→ **DATASET EXTRACT**:
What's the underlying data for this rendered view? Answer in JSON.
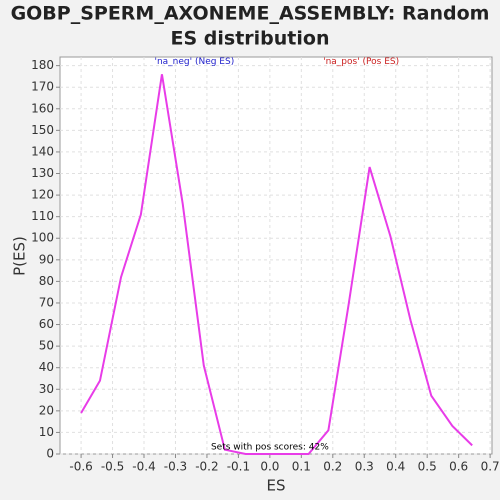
{
  "chart_data": {
    "type": "line",
    "title": [
      "GOBP_SPERM_AXONEME_ASSEMBLY: Random",
      "ES distribution"
    ],
    "x_label": "ES",
    "y_label": "P(ES)",
    "annotations": [
      {
        "text": "'na_neg' (Neg ES)",
        "color": "#2222cc",
        "x": -0.24,
        "y": 180
      },
      {
        "text": "'na_pos' (Pos ES)",
        "color": "#cc2222",
        "x": 0.29,
        "y": 180
      },
      {
        "text": "Sets with pos scores: 42%",
        "color": "#000000",
        "x": 0.0,
        "y": 1.5
      }
    ],
    "x": [
      -0.6,
      -0.54,
      -0.473,
      -0.41,
      -0.343,
      -0.277,
      -0.21,
      -0.143,
      -0.077,
      -0.01,
      0.057,
      0.123,
      0.186,
      0.25,
      0.317,
      0.383,
      0.447,
      0.513,
      0.58,
      0.643
    ],
    "series": [
      {
        "name": "P(ES)",
        "color": "#e83ce8",
        "values": [
          19,
          34,
          82,
          111,
          176,
          116,
          41,
          2,
          0,
          0,
          0,
          0,
          11,
          69,
          133,
          101,
          62,
          27,
          13,
          4
        ]
      }
    ],
    "xlim": [
      -0.667,
      0.706
    ],
    "ylim": [
      0,
      184
    ],
    "xticks": [
      -0.6,
      -0.5,
      -0.4,
      -0.3,
      -0.2,
      -0.1,
      {
        "value": 0,
        "label": "0.0"
      },
      0.1,
      0.2,
      0.3,
      0.4,
      0.5,
      0.6,
      0.7
    ],
    "yticks": [
      0,
      10,
      20,
      30,
      40,
      50,
      60,
      70,
      80,
      90,
      100,
      110,
      120,
      130,
      140,
      150,
      160,
      170,
      180
    ],
    "grid": true
  }
}
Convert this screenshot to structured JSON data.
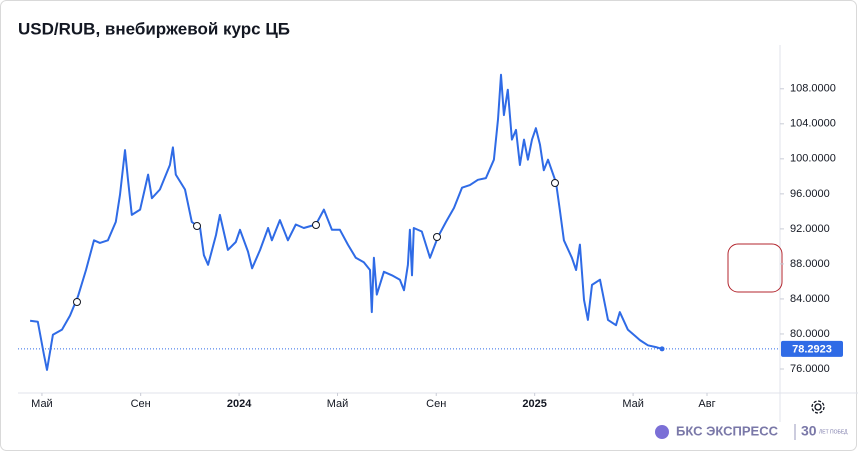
{
  "chart_data": {
    "type": "line",
    "title": "USD/RUB, внебиржевой курс ЦБ",
    "x": [
      2023.293,
      2023.319,
      2023.34,
      2023.35,
      2023.37,
      2023.401,
      2023.428,
      2023.455,
      2023.482,
      2023.509,
      2023.529,
      2023.556,
      2023.583,
      2023.597,
      2023.614,
      2023.624,
      2023.637,
      2023.665,
      2023.692,
      2023.705,
      2023.732,
      2023.766,
      2023.776,
      2023.786,
      2023.817,
      2023.84,
      2023.868,
      2023.881,
      2023.895,
      2023.922,
      2023.935,
      2023.962,
      2023.989,
      2024.003,
      2024.03,
      2024.044,
      2024.071,
      2024.098,
      2024.111,
      2024.138,
      2024.165,
      2024.192,
      2024.219,
      2024.26,
      2024.287,
      2024.314,
      2024.341,
      2024.368,
      2024.395,
      2024.422,
      2024.443,
      2024.449,
      2024.456,
      2024.466,
      2024.49,
      2024.517,
      2024.544,
      2024.558,
      2024.571,
      2024.578,
      2024.585,
      2024.591,
      2024.618,
      2024.646,
      2024.673,
      2024.7,
      2024.727,
      2024.754,
      2024.781,
      2024.808,
      2024.835,
      2024.862,
      2024.876,
      2024.886,
      2024.896,
      2024.909,
      2024.923,
      2024.937,
      2024.95,
      2024.964,
      2024.977,
      2024.991,
      2025.004,
      2025.018,
      2025.031,
      2025.045,
      2025.072,
      2025.085,
      2025.099,
      2025.126,
      2025.14,
      2025.153,
      2025.167,
      2025.18,
      2025.194,
      2025.221,
      2025.248,
      2025.275,
      2025.288,
      2025.315,
      2025.356,
      2025.383,
      2025.41,
      2025.431
    ],
    "series": [
      {
        "color": "#2f6be6",
        "values": [
          81.5,
          81.4,
          77.6,
          75.9,
          79.9,
          80.5,
          82.1,
          84.3,
          87.3,
          90.7,
          90.4,
          90.7,
          92.8,
          95.9,
          101.0,
          97.6,
          93.6,
          94.2,
          98.2,
          95.5,
          96.5,
          99.3,
          101.3,
          98.2,
          96.5,
          92.8,
          92.1,
          89.0,
          87.9,
          91.3,
          93.6,
          89.6,
          90.5,
          91.9,
          89.4,
          87.5,
          89.6,
          92.1,
          90.7,
          93.0,
          90.7,
          92.5,
          92.1,
          92.5,
          94.2,
          91.9,
          91.9,
          90.2,
          88.7,
          88.2,
          87.3,
          82.5,
          88.7,
          84.5,
          87.1,
          86.7,
          86.2,
          85.0,
          87.9,
          91.9,
          86.7,
          92.1,
          91.7,
          88.7,
          91.1,
          92.8,
          94.4,
          96.7,
          97.0,
          97.6,
          97.8,
          99.9,
          104.5,
          109.6,
          105.0,
          107.9,
          102.2,
          103.3,
          99.3,
          102.2,
          99.9,
          102.2,
          103.5,
          101.6,
          98.7,
          99.9,
          97.3,
          94.2,
          90.7,
          88.7,
          87.3,
          90.2,
          83.9,
          81.6,
          85.6,
          86.2,
          81.6,
          81.0,
          82.5,
          80.5,
          79.3,
          78.7,
          78.5,
          78.2923
        ]
      }
    ],
    "xlim": [
      2023.252,
      2025.83
    ],
    "xticks": [
      {
        "value": 2023.333,
        "label": "Май"
      },
      {
        "value": 2023.667,
        "label": "Сен"
      },
      2024,
      {
        "value": 2024.333,
        "label": "Май"
      },
      {
        "value": 2024.667,
        "label": "Сен"
      },
      2025,
      {
        "value": 2025.333,
        "label": "Май"
      },
      {
        "value": 2025.583,
        "label": "Авг"
      }
    ],
    "ylim": [
      73.6,
      113.0
    ],
    "yticks": [
      {
        "value": 76,
        "label": "76.0000"
      },
      {
        "value": 80,
        "label": "80.0000"
      },
      {
        "value": 84,
        "label": "84.0000"
      },
      {
        "value": 88,
        "label": "88.0000"
      },
      {
        "value": 92,
        "label": "92.0000"
      },
      {
        "value": 96,
        "label": "96.0000"
      },
      {
        "value": 100,
        "label": "100.0000"
      },
      {
        "value": 104,
        "label": "104.0000"
      },
      {
        "value": 108,
        "label": "108.0000"
      }
    ],
    "grid": false
  },
  "branding": {
    "name": "БКС ЭКСПРЕСС",
    "years": "30",
    "slogan": "ЛЕТ ПОБЕД"
  }
}
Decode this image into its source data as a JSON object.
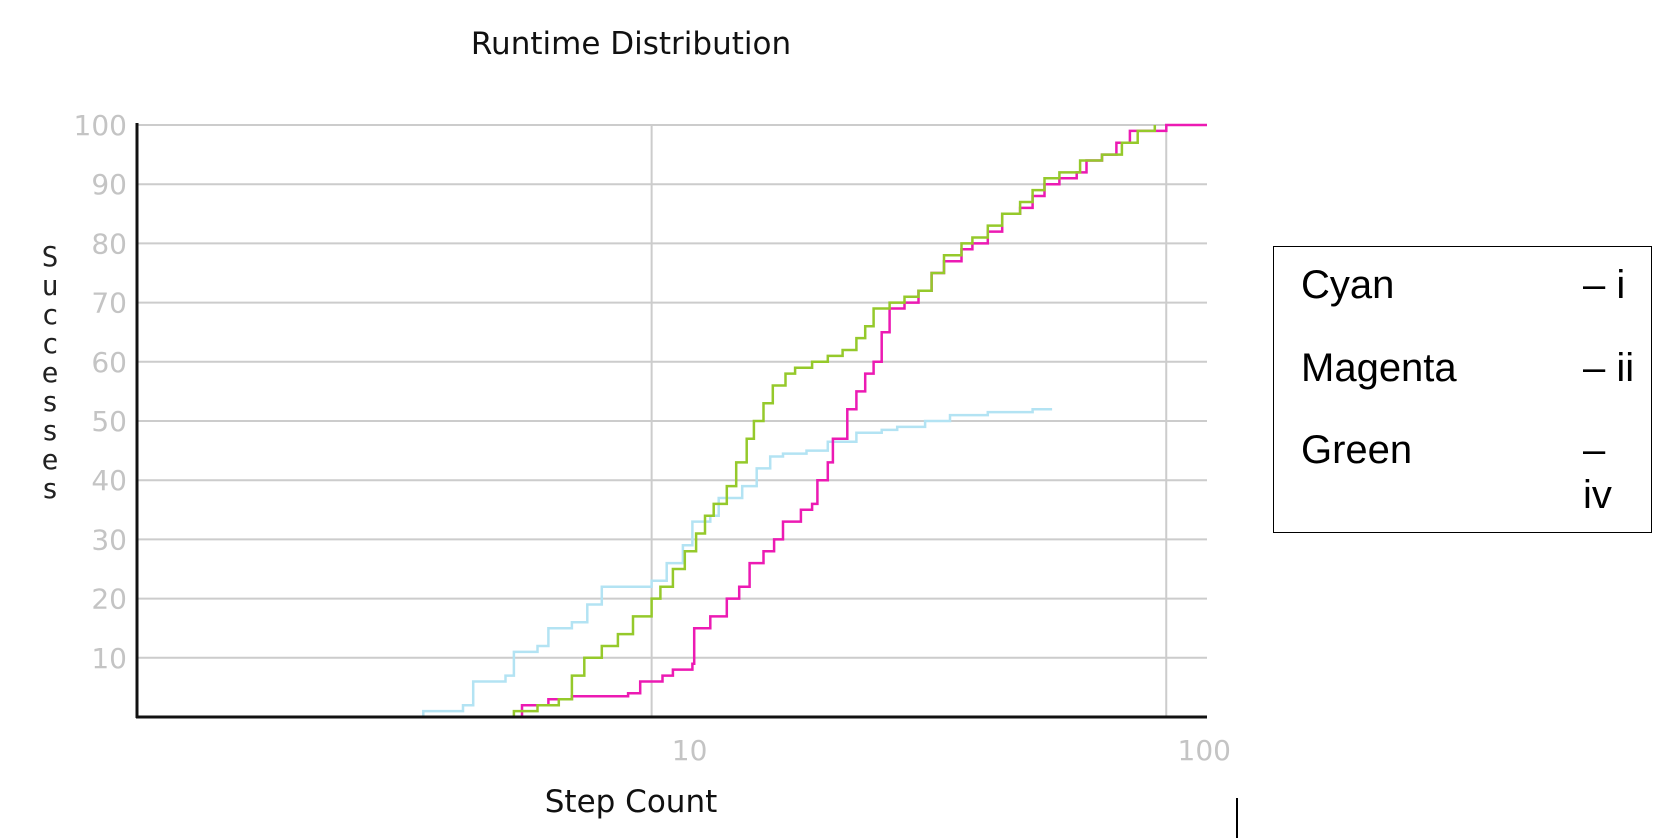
{
  "chart_data": {
    "type": "line",
    "title": "Runtime Distribution",
    "xlabel": "Step Count",
    "ylabel": "Successes",
    "xscale": "log",
    "xlim": [
      1,
      120
    ],
    "ylim": [
      0,
      100
    ],
    "x_ticks": [
      {
        "value": 10,
        "label": "10"
      },
      {
        "value": 100,
        "label": "100"
      }
    ],
    "y_ticks": [
      {
        "value": 10,
        "label": "10"
      },
      {
        "value": 20,
        "label": "20"
      },
      {
        "value": 30,
        "label": "30"
      },
      {
        "value": 40,
        "label": "40"
      },
      {
        "value": 50,
        "label": "50"
      },
      {
        "value": 60,
        "label": "60"
      },
      {
        "value": 70,
        "label": "70"
      },
      {
        "value": 80,
        "label": "80"
      },
      {
        "value": 90,
        "label": "90"
      },
      {
        "value": 100,
        "label": "100"
      }
    ],
    "grid": true,
    "series": [
      {
        "color": "#b3e3f3",
        "points": [
          [
            3.0,
            0
          ],
          [
            3.6,
            1
          ],
          [
            4.3,
            2
          ],
          [
            4.5,
            6
          ],
          [
            5.2,
            7
          ],
          [
            5.4,
            11
          ],
          [
            6.0,
            12
          ],
          [
            6.3,
            15
          ],
          [
            7.0,
            16
          ],
          [
            7.5,
            19
          ],
          [
            8.0,
            22
          ],
          [
            9.0,
            22
          ],
          [
            10.0,
            23
          ],
          [
            10.7,
            26
          ],
          [
            11.5,
            29
          ],
          [
            12.0,
            33
          ],
          [
            13.0,
            34
          ],
          [
            13.5,
            37
          ],
          [
            15.0,
            39
          ],
          [
            16.0,
            42
          ],
          [
            17.0,
            44
          ],
          [
            18.0,
            44.5
          ],
          [
            20.0,
            45
          ],
          [
            22.0,
            46.5
          ],
          [
            25.0,
            48
          ],
          [
            28.0,
            48.5
          ],
          [
            30.0,
            49
          ],
          [
            34.0,
            50
          ],
          [
            38.0,
            51
          ],
          [
            45.0,
            51.5
          ],
          [
            55.0,
            52
          ],
          [
            60.0,
            52
          ]
        ]
      },
      {
        "color": "#ec1ab3",
        "points": [
          [
            5.0,
            0
          ],
          [
            5.6,
            2
          ],
          [
            6.3,
            3
          ],
          [
            7.0,
            3.5
          ],
          [
            9.0,
            4
          ],
          [
            9.5,
            6
          ],
          [
            10.5,
            7
          ],
          [
            11.0,
            8
          ],
          [
            12.0,
            9
          ],
          [
            12.1,
            15
          ],
          [
            13.0,
            17
          ],
          [
            14.0,
            20
          ],
          [
            14.8,
            22
          ],
          [
            15.5,
            26
          ],
          [
            16.5,
            28
          ],
          [
            17.3,
            30
          ],
          [
            18.0,
            33
          ],
          [
            19.5,
            35
          ],
          [
            20.5,
            36
          ],
          [
            21.0,
            40
          ],
          [
            22.0,
            43
          ],
          [
            22.5,
            47
          ],
          [
            24.0,
            52
          ],
          [
            25.0,
            55
          ],
          [
            26.0,
            58
          ],
          [
            27.0,
            60
          ],
          [
            28.0,
            65
          ],
          [
            29.0,
            69
          ],
          [
            31.0,
            70
          ],
          [
            33.0,
            72
          ],
          [
            35.0,
            75
          ],
          [
            37.0,
            77
          ],
          [
            40.0,
            79
          ],
          [
            42.0,
            80
          ],
          [
            45.0,
            82
          ],
          [
            48.0,
            85
          ],
          [
            52.0,
            86
          ],
          [
            55.0,
            88
          ],
          [
            58.0,
            90
          ],
          [
            62.0,
            91
          ],
          [
            67.0,
            92
          ],
          [
            70.0,
            94
          ],
          [
            75.0,
            95
          ],
          [
            80.0,
            97
          ],
          [
            85.0,
            99
          ],
          [
            100.0,
            100
          ],
          [
            120.0,
            100
          ]
        ]
      },
      {
        "color": "#95c92b",
        "points": [
          [
            5.0,
            0
          ],
          [
            5.4,
            1
          ],
          [
            6.0,
            2
          ],
          [
            6.6,
            3
          ],
          [
            7.0,
            7
          ],
          [
            7.4,
            10
          ],
          [
            8.0,
            12
          ],
          [
            8.6,
            14
          ],
          [
            9.2,
            17
          ],
          [
            10.0,
            20
          ],
          [
            10.4,
            22
          ],
          [
            11.0,
            25
          ],
          [
            11.6,
            28
          ],
          [
            12.2,
            31
          ],
          [
            12.7,
            34
          ],
          [
            13.2,
            36
          ],
          [
            14.0,
            39
          ],
          [
            14.6,
            43
          ],
          [
            15.3,
            47
          ],
          [
            15.8,
            50
          ],
          [
            16.5,
            53
          ],
          [
            17.2,
            56
          ],
          [
            18.2,
            58
          ],
          [
            19.0,
            59
          ],
          [
            20.5,
            60
          ],
          [
            22.0,
            61
          ],
          [
            23.5,
            62
          ],
          [
            25.0,
            64
          ],
          [
            26.0,
            66
          ],
          [
            27.0,
            69
          ],
          [
            29.0,
            70
          ],
          [
            31.0,
            71
          ],
          [
            33.0,
            72
          ],
          [
            35.0,
            75
          ],
          [
            37.0,
            78
          ],
          [
            40.0,
            80
          ],
          [
            42.0,
            81
          ],
          [
            45.0,
            83
          ],
          [
            48.0,
            85
          ],
          [
            52.0,
            87
          ],
          [
            55.0,
            89
          ],
          [
            58.0,
            91
          ],
          [
            62.0,
            92
          ],
          [
            68.0,
            94
          ],
          [
            75.0,
            95
          ],
          [
            82.0,
            97
          ],
          [
            88.0,
            99
          ],
          [
            95.0,
            100
          ]
        ]
      }
    ]
  },
  "legend": {
    "entries": [
      {
        "name": "Cyan",
        "code": "– i"
      },
      {
        "name": "Magenta",
        "code": "– ii"
      },
      {
        "name": "Green",
        "code": "– iv"
      }
    ]
  }
}
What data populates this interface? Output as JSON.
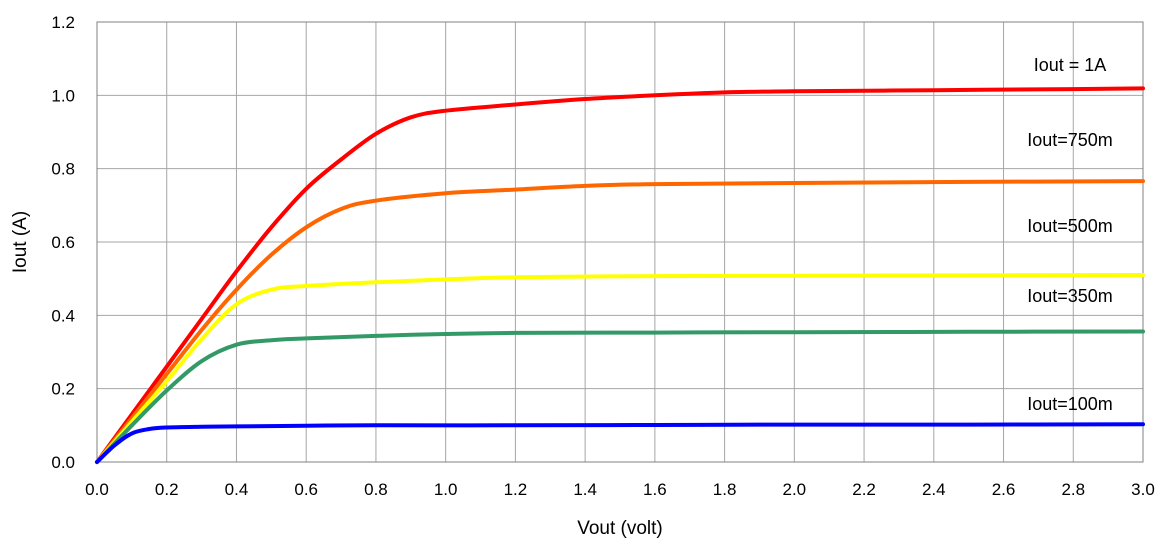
{
  "chart_data": {
    "type": "line",
    "title": "",
    "xlabel": "Vout (volt)",
    "ylabel": "Iout (A)",
    "xlim": [
      0,
      3.0
    ],
    "ylim": [
      0,
      1.2
    ],
    "x_ticks": [
      "0.0",
      "0.2",
      "0.4",
      "0.6",
      "0.8",
      "1.0",
      "1.2",
      "1.4",
      "1.6",
      "1.8",
      "2.0",
      "2.2",
      "2.4",
      "2.6",
      "2.8",
      "3.0"
    ],
    "y_ticks": [
      "0.0",
      "0.2",
      "0.4",
      "0.6",
      "0.8",
      "1.0",
      "1.2"
    ],
    "grid": true,
    "legend": "none",
    "series": [
      {
        "name": "Iout = 1A",
        "color": "#ff0000",
        "points": [
          [
            0,
            0
          ],
          [
            0.1,
            0.13
          ],
          [
            0.2,
            0.26
          ],
          [
            0.3,
            0.39
          ],
          [
            0.4,
            0.52
          ],
          [
            0.5,
            0.64
          ],
          [
            0.6,
            0.745
          ],
          [
            0.7,
            0.825
          ],
          [
            0.8,
            0.895
          ],
          [
            0.9,
            0.94
          ],
          [
            1.0,
            0.958
          ],
          [
            1.2,
            0.975
          ],
          [
            1.4,
            0.99
          ],
          [
            1.6,
            1.0
          ],
          [
            1.8,
            1.008
          ],
          [
            2.0,
            1.011
          ],
          [
            2.4,
            1.014
          ],
          [
            2.8,
            1.017
          ],
          [
            3.0,
            1.019
          ]
        ]
      },
      {
        "name": "Iout=750m",
        "color": "#ff6600",
        "points": [
          [
            0,
            0
          ],
          [
            0.1,
            0.12
          ],
          [
            0.2,
            0.24
          ],
          [
            0.3,
            0.36
          ],
          [
            0.4,
            0.47
          ],
          [
            0.5,
            0.565
          ],
          [
            0.6,
            0.64
          ],
          [
            0.7,
            0.69
          ],
          [
            0.8,
            0.713
          ],
          [
            1.0,
            0.733
          ],
          [
            1.2,
            0.743
          ],
          [
            1.4,
            0.753
          ],
          [
            1.6,
            0.758
          ],
          [
            2.0,
            0.761
          ],
          [
            2.5,
            0.764
          ],
          [
            3.0,
            0.766
          ]
        ]
      },
      {
        "name": "Iout=500m",
        "color": "#ffff00",
        "points": [
          [
            0,
            0
          ],
          [
            0.1,
            0.11
          ],
          [
            0.2,
            0.22
          ],
          [
            0.3,
            0.335
          ],
          [
            0.4,
            0.43
          ],
          [
            0.5,
            0.47
          ],
          [
            0.6,
            0.48
          ],
          [
            0.8,
            0.49
          ],
          [
            1.0,
            0.498
          ],
          [
            1.2,
            0.504
          ],
          [
            1.6,
            0.507
          ],
          [
            2.0,
            0.508
          ],
          [
            2.5,
            0.509
          ],
          [
            3.0,
            0.51
          ]
        ]
      },
      {
        "name": "Iout=350m",
        "color": "#339966",
        "points": [
          [
            0,
            0
          ],
          [
            0.1,
            0.1
          ],
          [
            0.2,
            0.195
          ],
          [
            0.3,
            0.275
          ],
          [
            0.4,
            0.32
          ],
          [
            0.5,
            0.332
          ],
          [
            0.6,
            0.337
          ],
          [
            0.8,
            0.344
          ],
          [
            1.0,
            0.349
          ],
          [
            1.2,
            0.352
          ],
          [
            1.6,
            0.353
          ],
          [
            2.0,
            0.354
          ],
          [
            2.5,
            0.355
          ],
          [
            3.0,
            0.356
          ]
        ]
      },
      {
        "name": "Iout=100m",
        "color": "#0000ff",
        "points": [
          [
            0,
            0
          ],
          [
            0.05,
            0.045
          ],
          [
            0.1,
            0.078
          ],
          [
            0.15,
            0.09
          ],
          [
            0.2,
            0.094
          ],
          [
            0.3,
            0.096
          ],
          [
            0.4,
            0.097
          ],
          [
            0.6,
            0.099
          ],
          [
            0.8,
            0.1
          ],
          [
            1.2,
            0.1
          ],
          [
            1.6,
            0.101
          ],
          [
            2.0,
            0.102
          ],
          [
            2.5,
            0.102
          ],
          [
            3.0,
            0.103
          ]
        ]
      }
    ]
  }
}
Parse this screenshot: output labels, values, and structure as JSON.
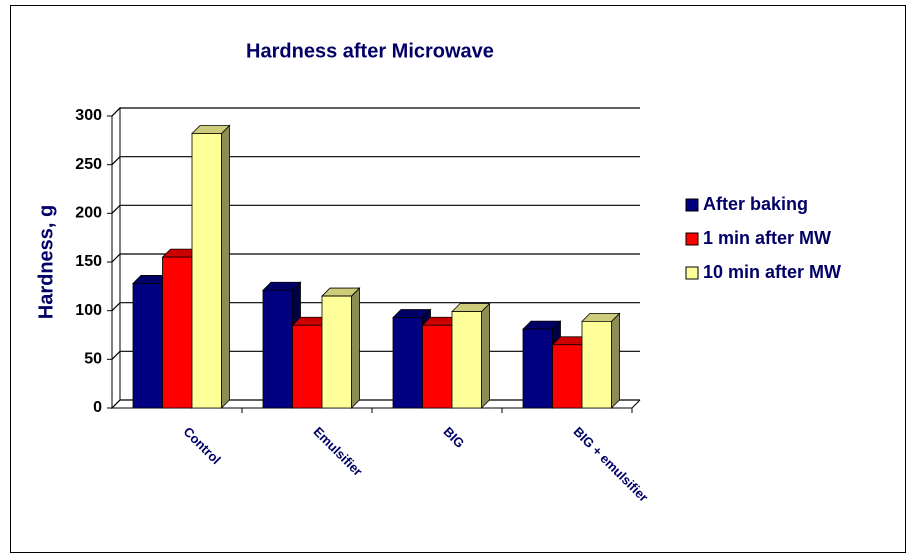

→ **DESCRIPTION OF THE TASK**: Scan the records above, count the lines with "title" in them, and give only the number.

→ **THE REPLY**: 4